-- MATERIAL TO PROCESS start --

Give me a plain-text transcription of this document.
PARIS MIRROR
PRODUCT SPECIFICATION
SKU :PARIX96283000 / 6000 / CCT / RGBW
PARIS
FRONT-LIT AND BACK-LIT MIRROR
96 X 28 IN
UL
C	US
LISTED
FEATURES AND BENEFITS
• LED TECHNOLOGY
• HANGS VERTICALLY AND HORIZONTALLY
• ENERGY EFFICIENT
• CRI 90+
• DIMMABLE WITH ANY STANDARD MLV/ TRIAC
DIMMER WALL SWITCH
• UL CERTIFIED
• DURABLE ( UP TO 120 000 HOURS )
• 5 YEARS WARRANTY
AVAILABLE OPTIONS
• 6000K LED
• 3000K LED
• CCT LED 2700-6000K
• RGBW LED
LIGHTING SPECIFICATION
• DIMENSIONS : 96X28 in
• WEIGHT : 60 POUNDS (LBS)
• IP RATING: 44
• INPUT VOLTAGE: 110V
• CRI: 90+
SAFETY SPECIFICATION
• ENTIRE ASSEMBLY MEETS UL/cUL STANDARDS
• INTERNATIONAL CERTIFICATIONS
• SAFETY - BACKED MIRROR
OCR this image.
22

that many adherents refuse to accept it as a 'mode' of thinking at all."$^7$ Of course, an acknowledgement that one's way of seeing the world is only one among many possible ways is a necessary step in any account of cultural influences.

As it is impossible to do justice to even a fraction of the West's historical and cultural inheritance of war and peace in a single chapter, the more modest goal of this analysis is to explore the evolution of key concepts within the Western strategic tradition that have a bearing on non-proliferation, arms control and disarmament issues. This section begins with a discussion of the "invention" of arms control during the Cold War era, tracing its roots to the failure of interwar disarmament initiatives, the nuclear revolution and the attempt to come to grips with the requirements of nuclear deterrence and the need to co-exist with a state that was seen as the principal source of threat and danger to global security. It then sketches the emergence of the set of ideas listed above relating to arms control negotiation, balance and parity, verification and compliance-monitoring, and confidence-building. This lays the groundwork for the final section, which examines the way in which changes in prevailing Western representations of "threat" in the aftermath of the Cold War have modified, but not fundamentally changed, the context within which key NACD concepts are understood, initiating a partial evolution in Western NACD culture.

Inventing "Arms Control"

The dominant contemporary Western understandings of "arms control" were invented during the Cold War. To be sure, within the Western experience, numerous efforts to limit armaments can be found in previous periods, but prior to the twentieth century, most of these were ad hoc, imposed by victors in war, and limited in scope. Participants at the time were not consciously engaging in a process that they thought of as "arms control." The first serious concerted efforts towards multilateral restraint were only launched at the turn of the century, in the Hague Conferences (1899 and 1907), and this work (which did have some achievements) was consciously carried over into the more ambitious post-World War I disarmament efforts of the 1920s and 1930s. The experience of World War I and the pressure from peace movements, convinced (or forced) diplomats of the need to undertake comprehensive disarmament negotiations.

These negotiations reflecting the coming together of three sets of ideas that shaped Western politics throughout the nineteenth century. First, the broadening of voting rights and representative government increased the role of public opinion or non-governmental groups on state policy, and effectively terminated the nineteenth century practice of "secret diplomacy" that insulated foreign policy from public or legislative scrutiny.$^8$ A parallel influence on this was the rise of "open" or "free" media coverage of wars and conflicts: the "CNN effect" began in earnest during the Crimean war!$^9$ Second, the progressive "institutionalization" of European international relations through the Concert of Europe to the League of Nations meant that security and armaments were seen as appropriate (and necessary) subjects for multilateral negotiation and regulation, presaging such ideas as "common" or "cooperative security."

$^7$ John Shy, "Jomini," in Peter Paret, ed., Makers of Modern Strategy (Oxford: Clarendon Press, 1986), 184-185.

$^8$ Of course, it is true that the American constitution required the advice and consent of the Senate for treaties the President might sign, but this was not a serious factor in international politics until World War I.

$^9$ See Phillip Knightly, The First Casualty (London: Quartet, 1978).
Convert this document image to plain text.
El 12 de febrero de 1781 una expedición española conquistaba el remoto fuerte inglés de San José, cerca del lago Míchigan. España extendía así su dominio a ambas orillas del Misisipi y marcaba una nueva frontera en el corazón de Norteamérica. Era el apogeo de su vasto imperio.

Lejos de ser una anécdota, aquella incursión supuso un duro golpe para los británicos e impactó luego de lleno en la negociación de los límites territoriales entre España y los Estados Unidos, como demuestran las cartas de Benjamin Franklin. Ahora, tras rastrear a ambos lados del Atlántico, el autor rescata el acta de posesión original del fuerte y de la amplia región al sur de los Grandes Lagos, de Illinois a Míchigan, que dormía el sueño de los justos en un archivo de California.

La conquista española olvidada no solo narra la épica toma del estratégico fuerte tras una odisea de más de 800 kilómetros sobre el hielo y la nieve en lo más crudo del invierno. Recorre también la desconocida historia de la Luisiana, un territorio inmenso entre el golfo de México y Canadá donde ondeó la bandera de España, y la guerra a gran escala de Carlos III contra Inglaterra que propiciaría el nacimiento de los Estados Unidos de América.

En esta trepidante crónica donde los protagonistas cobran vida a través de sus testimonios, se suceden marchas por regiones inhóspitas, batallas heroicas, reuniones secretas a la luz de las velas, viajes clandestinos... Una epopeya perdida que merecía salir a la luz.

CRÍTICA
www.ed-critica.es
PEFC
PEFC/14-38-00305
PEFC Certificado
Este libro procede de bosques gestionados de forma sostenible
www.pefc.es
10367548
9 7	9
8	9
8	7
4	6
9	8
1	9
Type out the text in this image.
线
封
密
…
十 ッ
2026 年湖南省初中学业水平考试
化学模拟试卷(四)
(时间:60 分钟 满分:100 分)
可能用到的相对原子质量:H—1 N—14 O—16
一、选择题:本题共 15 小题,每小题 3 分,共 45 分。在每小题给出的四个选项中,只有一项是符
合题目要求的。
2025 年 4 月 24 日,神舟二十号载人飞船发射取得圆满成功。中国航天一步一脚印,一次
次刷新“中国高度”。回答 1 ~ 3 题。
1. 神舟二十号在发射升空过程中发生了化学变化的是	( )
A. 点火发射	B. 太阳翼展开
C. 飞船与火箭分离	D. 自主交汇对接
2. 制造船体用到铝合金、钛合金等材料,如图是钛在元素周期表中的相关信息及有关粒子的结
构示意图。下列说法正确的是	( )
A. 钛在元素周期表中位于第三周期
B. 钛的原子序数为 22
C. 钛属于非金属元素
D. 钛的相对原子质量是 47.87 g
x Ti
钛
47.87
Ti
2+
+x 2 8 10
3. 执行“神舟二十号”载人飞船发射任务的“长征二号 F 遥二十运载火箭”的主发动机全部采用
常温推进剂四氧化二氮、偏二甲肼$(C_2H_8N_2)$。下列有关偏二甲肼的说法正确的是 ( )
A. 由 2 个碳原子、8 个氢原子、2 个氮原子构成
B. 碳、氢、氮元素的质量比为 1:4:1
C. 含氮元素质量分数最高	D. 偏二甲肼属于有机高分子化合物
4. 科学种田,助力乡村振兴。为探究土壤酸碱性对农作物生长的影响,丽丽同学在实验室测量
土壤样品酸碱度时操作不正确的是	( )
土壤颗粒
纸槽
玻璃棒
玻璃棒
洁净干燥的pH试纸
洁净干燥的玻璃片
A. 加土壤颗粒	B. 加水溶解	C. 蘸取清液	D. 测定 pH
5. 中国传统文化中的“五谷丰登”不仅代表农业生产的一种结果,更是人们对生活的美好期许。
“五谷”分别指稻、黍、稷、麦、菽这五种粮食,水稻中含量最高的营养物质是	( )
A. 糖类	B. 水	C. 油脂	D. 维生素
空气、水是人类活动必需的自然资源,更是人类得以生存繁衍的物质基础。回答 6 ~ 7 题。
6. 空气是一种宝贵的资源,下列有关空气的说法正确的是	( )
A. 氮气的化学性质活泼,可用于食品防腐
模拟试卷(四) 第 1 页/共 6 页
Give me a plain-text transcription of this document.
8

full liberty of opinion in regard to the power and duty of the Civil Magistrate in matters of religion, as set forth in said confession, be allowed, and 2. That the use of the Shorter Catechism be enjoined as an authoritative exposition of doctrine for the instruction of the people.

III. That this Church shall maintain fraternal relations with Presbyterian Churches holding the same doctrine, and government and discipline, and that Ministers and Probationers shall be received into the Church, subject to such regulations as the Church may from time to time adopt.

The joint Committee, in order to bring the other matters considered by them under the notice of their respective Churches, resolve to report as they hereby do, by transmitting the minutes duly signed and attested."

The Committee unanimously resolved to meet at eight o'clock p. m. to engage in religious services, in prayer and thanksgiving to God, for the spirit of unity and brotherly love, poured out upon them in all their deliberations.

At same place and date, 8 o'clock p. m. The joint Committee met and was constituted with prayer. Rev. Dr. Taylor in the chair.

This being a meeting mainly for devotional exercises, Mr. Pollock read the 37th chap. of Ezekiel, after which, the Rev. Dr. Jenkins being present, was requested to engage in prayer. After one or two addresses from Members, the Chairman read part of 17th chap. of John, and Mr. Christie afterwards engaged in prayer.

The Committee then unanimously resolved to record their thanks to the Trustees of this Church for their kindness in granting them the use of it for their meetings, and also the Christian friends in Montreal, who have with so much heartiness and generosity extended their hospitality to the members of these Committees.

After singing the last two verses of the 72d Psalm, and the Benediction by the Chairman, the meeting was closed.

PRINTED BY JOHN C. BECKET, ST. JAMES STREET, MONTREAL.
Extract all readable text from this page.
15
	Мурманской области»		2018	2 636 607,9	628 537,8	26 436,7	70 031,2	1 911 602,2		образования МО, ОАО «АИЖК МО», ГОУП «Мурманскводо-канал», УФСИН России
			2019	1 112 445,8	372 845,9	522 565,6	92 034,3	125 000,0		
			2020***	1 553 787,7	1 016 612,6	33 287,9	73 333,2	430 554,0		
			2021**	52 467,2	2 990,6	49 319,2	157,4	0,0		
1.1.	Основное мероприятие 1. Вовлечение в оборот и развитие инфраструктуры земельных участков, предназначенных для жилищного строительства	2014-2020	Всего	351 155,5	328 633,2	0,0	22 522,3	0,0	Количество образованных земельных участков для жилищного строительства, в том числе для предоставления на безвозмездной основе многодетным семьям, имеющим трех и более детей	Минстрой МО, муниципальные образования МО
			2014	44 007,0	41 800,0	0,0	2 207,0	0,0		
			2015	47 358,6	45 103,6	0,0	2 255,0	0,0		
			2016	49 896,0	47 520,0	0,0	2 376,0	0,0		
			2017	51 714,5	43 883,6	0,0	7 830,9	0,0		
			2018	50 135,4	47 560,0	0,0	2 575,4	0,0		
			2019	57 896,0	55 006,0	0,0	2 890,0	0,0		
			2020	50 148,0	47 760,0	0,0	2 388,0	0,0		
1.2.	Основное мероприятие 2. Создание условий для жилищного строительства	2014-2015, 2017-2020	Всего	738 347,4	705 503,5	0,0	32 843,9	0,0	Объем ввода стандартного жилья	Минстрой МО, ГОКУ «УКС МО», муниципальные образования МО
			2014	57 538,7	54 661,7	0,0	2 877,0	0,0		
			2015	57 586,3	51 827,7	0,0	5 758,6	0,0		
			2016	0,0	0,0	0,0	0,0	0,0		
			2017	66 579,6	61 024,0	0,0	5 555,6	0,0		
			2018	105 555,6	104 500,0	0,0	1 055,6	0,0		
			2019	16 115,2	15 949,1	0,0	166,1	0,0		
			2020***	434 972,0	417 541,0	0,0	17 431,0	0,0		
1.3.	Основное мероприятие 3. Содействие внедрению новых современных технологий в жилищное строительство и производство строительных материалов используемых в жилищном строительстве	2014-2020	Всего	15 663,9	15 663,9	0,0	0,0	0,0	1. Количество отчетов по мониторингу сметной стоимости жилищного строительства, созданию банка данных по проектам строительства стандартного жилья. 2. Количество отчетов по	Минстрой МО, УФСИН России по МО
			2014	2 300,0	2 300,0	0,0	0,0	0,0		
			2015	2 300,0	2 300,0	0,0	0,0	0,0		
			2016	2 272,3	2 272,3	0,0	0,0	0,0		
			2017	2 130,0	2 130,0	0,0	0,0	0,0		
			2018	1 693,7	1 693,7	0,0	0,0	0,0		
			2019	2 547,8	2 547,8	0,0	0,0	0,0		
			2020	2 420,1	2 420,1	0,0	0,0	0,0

-- MATERIAL TO PROCESS end --

Locate all lines in the listing above with the word "fuerte" and copy them.

El 12 de febrero de 1781 una expedición española conquistaba el remoto fuerte inglés de San José, cerca del lago Míchigan. España extendía así su dominio a ambas orillas del Misisipi y marcaba una nueva frontera en el corazón de Norteamérica. Era el apogeo de su vasto imperio.
Lejos de ser una anécdota, aquella incursión supuso un duro golpe para los británicos e impactó luego de lleno en la negociación de los límites territoriales entre España y los Estados Unidos, como demuestran las cartas de Benjamin Franklin. Ahora, tras rastrear a ambos lados del Atlántico, el autor rescata el acta de posesión original del fuerte y de la amplia región al sur de los Grandes Lagos, de Illinois a Míchigan, que dormía el sueño de los justos en un archivo de California.
La conquista española olvidada no solo narra la épica toma del estratégico fuerte tras una odisea de más de 800 kilómetros sobre el hielo y la nieve en lo más crudo del invierno. Recorre también la desconocida historia de la Luisiana, un territorio inmenso entre el golfo de México y Canadá donde ondeó la bandera de España, y la guerra a gran escala de Carlos III contra Inglaterra que propiciaría el nacimiento de los Estados Unidos de América.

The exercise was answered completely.